Look at the entries below and reproduce them exactly.

_RECORDS SHOWN_
(begin)
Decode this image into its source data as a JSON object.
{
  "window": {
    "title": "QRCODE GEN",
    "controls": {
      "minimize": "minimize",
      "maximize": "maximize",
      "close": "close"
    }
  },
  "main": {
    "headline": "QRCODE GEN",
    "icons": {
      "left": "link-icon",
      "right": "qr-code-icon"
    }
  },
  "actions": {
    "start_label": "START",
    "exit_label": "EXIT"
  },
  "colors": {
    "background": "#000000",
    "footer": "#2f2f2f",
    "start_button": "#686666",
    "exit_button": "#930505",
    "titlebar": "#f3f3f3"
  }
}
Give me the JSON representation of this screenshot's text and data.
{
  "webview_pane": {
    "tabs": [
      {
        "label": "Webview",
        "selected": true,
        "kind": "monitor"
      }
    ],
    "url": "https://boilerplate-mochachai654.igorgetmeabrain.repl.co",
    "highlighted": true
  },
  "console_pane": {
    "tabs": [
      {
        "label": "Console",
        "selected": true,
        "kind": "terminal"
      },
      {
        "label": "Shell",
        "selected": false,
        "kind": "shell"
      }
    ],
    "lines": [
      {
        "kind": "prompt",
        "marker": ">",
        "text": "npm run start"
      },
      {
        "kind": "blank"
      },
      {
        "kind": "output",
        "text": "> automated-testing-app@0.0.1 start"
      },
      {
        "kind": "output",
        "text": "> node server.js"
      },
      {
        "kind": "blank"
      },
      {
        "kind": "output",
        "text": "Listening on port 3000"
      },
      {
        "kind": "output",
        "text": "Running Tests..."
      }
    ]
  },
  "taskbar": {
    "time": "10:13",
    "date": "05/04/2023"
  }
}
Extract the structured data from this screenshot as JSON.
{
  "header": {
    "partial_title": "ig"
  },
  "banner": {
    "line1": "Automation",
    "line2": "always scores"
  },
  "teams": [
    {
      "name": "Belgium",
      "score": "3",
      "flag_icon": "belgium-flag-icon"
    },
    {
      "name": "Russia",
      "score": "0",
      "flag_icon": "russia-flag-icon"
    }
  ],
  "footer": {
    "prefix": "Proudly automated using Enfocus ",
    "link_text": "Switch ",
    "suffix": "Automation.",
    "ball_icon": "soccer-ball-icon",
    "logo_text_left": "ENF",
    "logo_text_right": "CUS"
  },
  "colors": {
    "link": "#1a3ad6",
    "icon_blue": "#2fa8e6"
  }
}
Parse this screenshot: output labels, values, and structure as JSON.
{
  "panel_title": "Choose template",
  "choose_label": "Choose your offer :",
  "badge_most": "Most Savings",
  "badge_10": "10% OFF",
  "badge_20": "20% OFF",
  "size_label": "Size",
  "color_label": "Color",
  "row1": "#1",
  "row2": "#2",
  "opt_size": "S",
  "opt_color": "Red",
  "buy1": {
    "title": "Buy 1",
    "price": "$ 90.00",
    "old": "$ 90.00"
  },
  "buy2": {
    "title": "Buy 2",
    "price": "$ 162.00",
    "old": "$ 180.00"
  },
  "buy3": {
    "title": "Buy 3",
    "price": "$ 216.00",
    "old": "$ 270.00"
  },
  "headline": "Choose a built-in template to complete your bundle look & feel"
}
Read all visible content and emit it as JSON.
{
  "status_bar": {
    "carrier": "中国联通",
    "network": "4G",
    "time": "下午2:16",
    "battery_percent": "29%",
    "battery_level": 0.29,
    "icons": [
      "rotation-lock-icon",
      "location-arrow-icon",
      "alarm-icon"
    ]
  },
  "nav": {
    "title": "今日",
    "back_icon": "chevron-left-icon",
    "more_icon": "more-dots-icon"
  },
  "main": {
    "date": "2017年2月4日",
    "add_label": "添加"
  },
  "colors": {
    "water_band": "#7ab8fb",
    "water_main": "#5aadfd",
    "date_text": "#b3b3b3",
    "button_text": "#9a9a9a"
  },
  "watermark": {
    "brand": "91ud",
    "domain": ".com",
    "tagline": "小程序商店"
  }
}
(end)
_SOLVED EXERCISE_
Decode this image into its source data as a JSON object.
{
  "window": {
    "title": "QRCODE GEN",
    "controls": {
      "minimize": "minimize",
      "maximize": "maximize",
      "close": "close"
    }
  },
  "main": {
    "headline": "QRCODE GEN",
    "icons": {
      "left": "link-icon",
      "right": "qr-code-icon"
    }
  },
  "actions": {
    "start_label": "START",
    "exit_label": "EXIT"
  },
  "colors": {
    "background": "#000000",
    "footer": "#2f2f2f",
    "start_button": "#686666",
    "exit_button": "#930505",
    "titlebar": "#f3f3f3"
  }
}
Give me the JSON representation of this screenshot's text and data.
{
  "webview_pane": {
    "tabs": [
      {
        "label": "Webview",
        "selected": true,
        "kind": "monitor"
      }
    ],
    "url": "https://boilerplate-mochachai654.igorgetmeabrain.repl.co",
    "highlighted": true
  },
  "console_pane": {
    "tabs": [
      {
        "label": "Console",
        "selected": true,
        "kind": "terminal"
      },
      {
        "label": "Shell",
        "selected": false,
        "kind": "shell"
      }
    ],
    "lines": [
      {
        "kind": "prompt",
        "marker": ">",
        "text": "npm run start"
      },
      {
        "kind": "blank"
      },
      {
        "kind": "output",
        "text": "> automated-testing-app@0.0.1 start"
      },
      {
        "kind": "output",
        "text": "> node server.js"
      },
      {
        "kind": "blank"
      },
      {
        "kind": "output",
        "text": "Listening on port 3000"
      },
      {
        "kind": "output",
        "text": "Running Tests..."
      }
    ]
  },
  "taskbar": {
    "time": "10:13",
    "date": "05/04/2023"
  }
}
Extract the structured data from this screenshot as JSON.
{
  "header": {
    "partial_title": "ig"
  },
  "banner": {
    "line1": "Automation",
    "line2": "always scores"
  },
  "teams": [
    {
      "name": "Belgium",
      "score": "3",
      "flag_icon": "belgium-flag-icon"
    },
    {
      "name": "Russia",
      "score": "0",
      "flag_icon": "russia-flag-icon"
    }
  ],
  "footer": {
    "prefix": "Proudly automated using Enfocus ",
    "link_text": "Switch ",
    "suffix": "Automation.",
    "ball_icon": "soccer-ball-icon",
    "logo_text_left": "ENF",
    "logo_text_right": "CUS"
  },
  "colors": {
    "link": "#1a3ad6",
    "icon_blue": "#2fa8e6"
  }
}
Parse this screenshot: output labels, values, and structure as JSON.
{
  "panel_title": "Choose template",
  "choose_label": "Choose your offer :",
  "badge_most": "Most Savings",
  "badge_10": "10% OFF",
  "badge_20": "20% OFF",
  "size_label": "Size",
  "color_label": "Color",
  "row1": "#1",
  "row2": "#2",
  "opt_size": "S",
  "opt_color": "Red",
  "buy1": {
    "title": "Buy 1",
    "price": "$ 90.00",
    "old": "$ 90.00"
  },
  "buy2": {
    "title": "Buy 2",
    "price": "$ 162.00",
    "old": "$ 180.00"
  },
  "buy3": {
    "title": "Buy 3",
    "price": "$ 216.00",
    "old": "$ 270.00"
  },
  "headline": "Choose a built-in template to complete your bundle look & feel"
}
Read all visible content and emit it as JSON.
{
  "status_bar": {
    "carrier": "中国联通",
    "network": "4G",
    "time": "下午2:16",
    "battery_percent": "29%",
    "battery_level": 0.29,
    "icons": [
      "rotation-lock-icon",
      "location-arrow-icon",
      "alarm-icon"
    ]
  },
  "nav": {
    "title": "今日",
    "back_icon": "chevron-left-icon",
    "more_icon": "more-dots-icon"
  },
  "main": {
    "date": "2017年2月4日",
    "add_label": "添加"
  },
  "colors": {
    "water_band": "#7ab8fb",
    "water_main": "#5aadfd",
    "date_text": "#b3b3b3",
    "button_text": "#9a9a9a"
  },
  "watermark": {
    "brand": "91ud",
    "domain": ".com",
    "tagline": "小程序商店"
  }
}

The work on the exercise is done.